MATERIAL SHOWN:
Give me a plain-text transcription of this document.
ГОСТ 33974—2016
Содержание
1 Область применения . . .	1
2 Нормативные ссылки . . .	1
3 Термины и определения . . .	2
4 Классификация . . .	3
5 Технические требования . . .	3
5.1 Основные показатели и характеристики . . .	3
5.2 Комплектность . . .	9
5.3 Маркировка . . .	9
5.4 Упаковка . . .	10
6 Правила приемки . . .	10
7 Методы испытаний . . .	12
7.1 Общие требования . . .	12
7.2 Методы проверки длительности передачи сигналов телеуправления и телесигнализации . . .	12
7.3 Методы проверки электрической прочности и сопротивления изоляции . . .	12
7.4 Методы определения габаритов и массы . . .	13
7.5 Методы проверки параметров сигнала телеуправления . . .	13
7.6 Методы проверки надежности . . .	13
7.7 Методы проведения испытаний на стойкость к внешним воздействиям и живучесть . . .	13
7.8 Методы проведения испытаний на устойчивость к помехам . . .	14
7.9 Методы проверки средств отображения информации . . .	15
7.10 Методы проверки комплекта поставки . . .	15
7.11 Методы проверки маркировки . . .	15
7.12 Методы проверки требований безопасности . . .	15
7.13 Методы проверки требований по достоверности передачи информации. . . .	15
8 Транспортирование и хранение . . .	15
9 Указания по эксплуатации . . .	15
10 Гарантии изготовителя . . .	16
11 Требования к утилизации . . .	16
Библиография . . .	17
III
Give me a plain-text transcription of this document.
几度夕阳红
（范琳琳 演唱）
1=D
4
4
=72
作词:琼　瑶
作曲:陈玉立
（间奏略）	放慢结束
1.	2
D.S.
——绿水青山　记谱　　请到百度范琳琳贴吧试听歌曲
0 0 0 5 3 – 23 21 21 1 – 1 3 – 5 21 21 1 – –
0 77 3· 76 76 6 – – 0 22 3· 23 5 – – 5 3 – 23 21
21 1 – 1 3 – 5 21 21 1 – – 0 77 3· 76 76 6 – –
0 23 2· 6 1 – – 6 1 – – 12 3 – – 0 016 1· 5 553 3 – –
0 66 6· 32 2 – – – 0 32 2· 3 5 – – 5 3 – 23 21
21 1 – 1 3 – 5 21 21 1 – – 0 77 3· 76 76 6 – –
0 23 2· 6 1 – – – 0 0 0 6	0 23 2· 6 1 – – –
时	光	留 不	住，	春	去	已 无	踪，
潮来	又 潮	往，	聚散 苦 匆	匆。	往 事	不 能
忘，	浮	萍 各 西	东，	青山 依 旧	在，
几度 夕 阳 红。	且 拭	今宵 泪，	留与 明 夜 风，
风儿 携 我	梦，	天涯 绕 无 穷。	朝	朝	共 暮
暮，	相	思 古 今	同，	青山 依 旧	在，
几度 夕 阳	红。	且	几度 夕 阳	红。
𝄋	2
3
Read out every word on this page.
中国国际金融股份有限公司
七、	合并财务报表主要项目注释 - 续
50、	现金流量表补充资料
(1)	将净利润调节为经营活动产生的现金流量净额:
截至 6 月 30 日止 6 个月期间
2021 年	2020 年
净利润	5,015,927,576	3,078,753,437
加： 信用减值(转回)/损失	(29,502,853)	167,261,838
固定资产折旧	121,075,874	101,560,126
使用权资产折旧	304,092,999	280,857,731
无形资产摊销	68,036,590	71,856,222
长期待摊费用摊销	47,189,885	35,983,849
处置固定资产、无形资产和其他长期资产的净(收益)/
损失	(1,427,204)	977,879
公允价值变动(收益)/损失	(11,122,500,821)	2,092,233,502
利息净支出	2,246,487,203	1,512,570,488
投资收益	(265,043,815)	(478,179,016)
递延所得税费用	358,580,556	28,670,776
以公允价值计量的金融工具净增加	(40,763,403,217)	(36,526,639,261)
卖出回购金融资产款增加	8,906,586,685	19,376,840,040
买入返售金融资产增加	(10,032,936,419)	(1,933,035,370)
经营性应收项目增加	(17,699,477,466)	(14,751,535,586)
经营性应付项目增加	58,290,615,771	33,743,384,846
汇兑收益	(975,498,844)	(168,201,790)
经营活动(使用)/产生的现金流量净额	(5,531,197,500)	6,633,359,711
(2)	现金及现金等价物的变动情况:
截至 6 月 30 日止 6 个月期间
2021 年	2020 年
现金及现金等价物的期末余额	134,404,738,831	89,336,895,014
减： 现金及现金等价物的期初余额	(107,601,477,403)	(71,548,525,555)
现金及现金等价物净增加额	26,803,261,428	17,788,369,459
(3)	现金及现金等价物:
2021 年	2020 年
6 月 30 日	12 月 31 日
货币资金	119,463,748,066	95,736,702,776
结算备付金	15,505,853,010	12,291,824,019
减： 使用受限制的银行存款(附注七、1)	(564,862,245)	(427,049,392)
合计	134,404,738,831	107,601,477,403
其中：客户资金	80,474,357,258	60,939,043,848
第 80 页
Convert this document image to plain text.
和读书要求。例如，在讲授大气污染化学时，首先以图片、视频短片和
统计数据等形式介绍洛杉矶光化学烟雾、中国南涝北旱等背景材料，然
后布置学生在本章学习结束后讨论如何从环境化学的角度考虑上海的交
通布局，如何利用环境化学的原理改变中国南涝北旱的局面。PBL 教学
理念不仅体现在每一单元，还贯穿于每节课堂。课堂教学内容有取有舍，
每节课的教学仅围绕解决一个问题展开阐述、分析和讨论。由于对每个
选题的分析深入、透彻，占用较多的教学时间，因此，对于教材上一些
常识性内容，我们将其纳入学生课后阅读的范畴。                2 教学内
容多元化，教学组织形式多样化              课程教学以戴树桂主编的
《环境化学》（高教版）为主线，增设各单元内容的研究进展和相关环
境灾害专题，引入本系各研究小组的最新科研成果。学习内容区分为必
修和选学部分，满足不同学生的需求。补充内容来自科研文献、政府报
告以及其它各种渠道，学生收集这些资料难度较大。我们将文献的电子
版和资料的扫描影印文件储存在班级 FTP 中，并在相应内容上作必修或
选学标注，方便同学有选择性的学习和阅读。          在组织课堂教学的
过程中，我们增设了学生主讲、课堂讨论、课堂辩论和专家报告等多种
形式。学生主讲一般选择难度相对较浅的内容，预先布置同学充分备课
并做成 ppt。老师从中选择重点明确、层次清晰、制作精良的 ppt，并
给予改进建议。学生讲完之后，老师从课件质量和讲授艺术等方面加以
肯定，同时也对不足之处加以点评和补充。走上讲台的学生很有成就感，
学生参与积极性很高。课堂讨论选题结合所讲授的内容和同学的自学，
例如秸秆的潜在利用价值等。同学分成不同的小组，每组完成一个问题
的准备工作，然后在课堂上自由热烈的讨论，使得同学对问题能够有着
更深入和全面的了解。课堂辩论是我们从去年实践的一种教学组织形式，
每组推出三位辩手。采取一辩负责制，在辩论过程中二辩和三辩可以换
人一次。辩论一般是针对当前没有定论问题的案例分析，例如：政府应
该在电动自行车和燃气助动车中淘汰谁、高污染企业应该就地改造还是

STATED GOAL: Recite the full listing above exactly.

SOLUTION TO THIS TASK:
Give me a plain-text transcription of this document.
ГОСТ 33974—2016
Содержание
1 Область применения . . .	1
2 Нормативные ссылки . . .	1
3 Термины и определения . . .	2
4 Классификация . . .	3
5 Технические требования . . .	3
5.1 Основные показатели и характеристики . . .	3
5.2 Комплектность . . .	9
5.3 Маркировка . . .	9
5.4 Упаковка . . .	10
6 Правила приемки . . .	10
7 Методы испытаний . . .	12
7.1 Общие требования . . .	12
7.2 Методы проверки длительности передачи сигналов телеуправления и телесигнализации . . .	12
7.3 Методы проверки электрической прочности и сопротивления изоляции . . .	12
7.4 Методы определения габаритов и массы . . .	13
7.5 Методы проверки параметров сигнала телеуправления . . .	13
7.6 Методы проверки надежности . . .	13
7.7 Методы проведения испытаний на стойкость к внешним воздействиям и живучесть . . .	13
7.8 Методы проведения испытаний на устойчивость к помехам . . .	14
7.9 Методы проверки средств отображения информации . . .	15
7.10 Методы проверки комплекта поставки . . .	15
7.11 Методы проверки маркировки . . .	15
7.12 Методы проверки требований безопасности . . .	15
7.13 Методы проверки требований по достоверности передачи информации. . . .	15
8 Транспортирование и хранение . . .	15
9 Указания по эксплуатации . . .	15
10 Гарантии изготовителя . . .	16
11 Требования к утилизации . . .	16
Библиография . . .	17
III
Give me a plain-text transcription of this document.
几度夕阳红
（范琳琳 演唱）
1=D
4
4
=72
作词:琼　瑶
作曲:陈玉立
（间奏略）	放慢结束
1.	2
D.S.
——绿水青山　记谱　　请到百度范琳琳贴吧试听歌曲
0 0 0 5 3 – 23 21 21 1 – 1 3 – 5 21 21 1 – –
0 77 3· 76 76 6 – – 0 22 3· 23 5 – – 5 3 – 23 21
21 1 – 1 3 – 5 21 21 1 – – 0 77 3· 76 76 6 – –
0 23 2· 6 1 – – 6 1 – – 12 3 – – 0 016 1· 5 553 3 – –
0 66 6· 32 2 – – – 0 32 2· 3 5 – – 5 3 – 23 21
21 1 – 1 3 – 5 21 21 1 – – 0 77 3· 76 76 6 – –
0 23 2· 6 1 – – – 0 0 0 6	0 23 2· 6 1 – – –
时	光	留 不	住，	春	去	已 无	踪，
潮来	又 潮	往，	聚散 苦 匆	匆。	往 事	不 能
忘，	浮	萍 各 西	东，	青山 依 旧	在，
几度 夕 阳 红。	且 拭	今宵 泪，	留与 明 夜 风，
风儿 携 我	梦，	天涯 绕 无 穷。	朝	朝	共 暮
暮，	相	思 古 今	同，	青山 依 旧	在，
几度 夕 阳	红。	且	几度 夕 阳	红。
𝄋	2
3
Read out every word on this page.
中国国际金融股份有限公司
七、	合并财务报表主要项目注释 - 续
50、	现金流量表补充资料
(1)	将净利润调节为经营活动产生的现金流量净额:
截至 6 月 30 日止 6 个月期间
2021 年	2020 年
净利润	5,015,927,576	3,078,753,437
加： 信用减值(转回)/损失	(29,502,853)	167,261,838
固定资产折旧	121,075,874	101,560,126
使用权资产折旧	304,092,999	280,857,731
无形资产摊销	68,036,590	71,856,222
长期待摊费用摊销	47,189,885	35,983,849
处置固定资产、无形资产和其他长期资产的净(收益)/
损失	(1,427,204)	977,879
公允价值变动(收益)/损失	(11,122,500,821)	2,092,233,502
利息净支出	2,246,487,203	1,512,570,488
投资收益	(265,043,815)	(478,179,016)
递延所得税费用	358,580,556	28,670,776
以公允价值计量的金融工具净增加	(40,763,403,217)	(36,526,639,261)
卖出回购金融资产款增加	8,906,586,685	19,376,840,040
买入返售金融资产增加	(10,032,936,419)	(1,933,035,370)
经营性应收项目增加	(17,699,477,466)	(14,751,535,586)
经营性应付项目增加	58,290,615,771	33,743,384,846
汇兑收益	(975,498,844)	(168,201,790)
经营活动(使用)/产生的现金流量净额	(5,531,197,500)	6,633,359,711
(2)	现金及现金等价物的变动情况:
截至 6 月 30 日止 6 个月期间
2021 年	2020 年
现金及现金等价物的期末余额	134,404,738,831	89,336,895,014
减： 现金及现金等价物的期初余额	(107,601,477,403)	(71,548,525,555)
现金及现金等价物净增加额	26,803,261,428	17,788,369,459
(3)	现金及现金等价物:
2021 年	2020 年
6 月 30 日	12 月 31 日
货币资金	119,463,748,066	95,736,702,776
结算备付金	15,505,853,010	12,291,824,019
减： 使用受限制的银行存款(附注七、1)	(564,862,245)	(427,049,392)
合计	134,404,738,831	107,601,477,403
其中：客户资金	80,474,357,258	60,939,043,848
第 80 页
Convert this document image to plain text.
和读书要求。例如，在讲授大气污染化学时，首先以图片、视频短片和
统计数据等形式介绍洛杉矶光化学烟雾、中国南涝北旱等背景材料，然
后布置学生在本章学习结束后讨论如何从环境化学的角度考虑上海的交
通布局，如何利用环境化学的原理改变中国南涝北旱的局面。PBL 教学
理念不仅体现在每一单元，还贯穿于每节课堂。课堂教学内容有取有舍，
每节课的教学仅围绕解决一个问题展开阐述、分析和讨论。由于对每个
选题的分析深入、透彻，占用较多的教学时间，因此，对于教材上一些
常识性内容，我们将其纳入学生课后阅读的范畴。                2 教学内
容多元化，教学组织形式多样化              课程教学以戴树桂主编的
《环境化学》（高教版）为主线，增设各单元内容的研究进展和相关环
境灾害专题，引入本系各研究小组的最新科研成果。学习内容区分为必
修和选学部分，满足不同学生的需求。补充内容来自科研文献、政府报
告以及其它各种渠道，学生收集这些资料难度较大。我们将文献的电子
版和资料的扫描影印文件储存在班级 FTP 中，并在相应内容上作必修或
选学标注，方便同学有选择性的学习和阅读。          在组织课堂教学的
过程中，我们增设了学生主讲、课堂讨论、课堂辩论和专家报告等多种
形式。学生主讲一般选择难度相对较浅的内容，预先布置同学充分备课
并做成 ppt。老师从中选择重点明确、层次清晰、制作精良的 ppt，并
给予改进建议。学生讲完之后，老师从课件质量和讲授艺术等方面加以
肯定，同时也对不足之处加以点评和补充。走上讲台的学生很有成就感，
学生参与积极性很高。课堂讨论选题结合所讲授的内容和同学的自学，
例如秸秆的潜在利用价值等。同学分成不同的小组，每组完成一个问题
的准备工作，然后在课堂上自由热烈的讨论，使得同学对问题能够有着
更深入和全面的了解。课堂辩论是我们从去年实践的一种教学组织形式，
每组推出三位辩手。采取一辩负责制，在辩论过程中二辩和三辩可以换
人一次。辩论一般是针对当前没有定论问题的案例分析，例如：政府应
该在电动自行车和燃气助动车中淘汰谁、高污染企业应该就地改造还是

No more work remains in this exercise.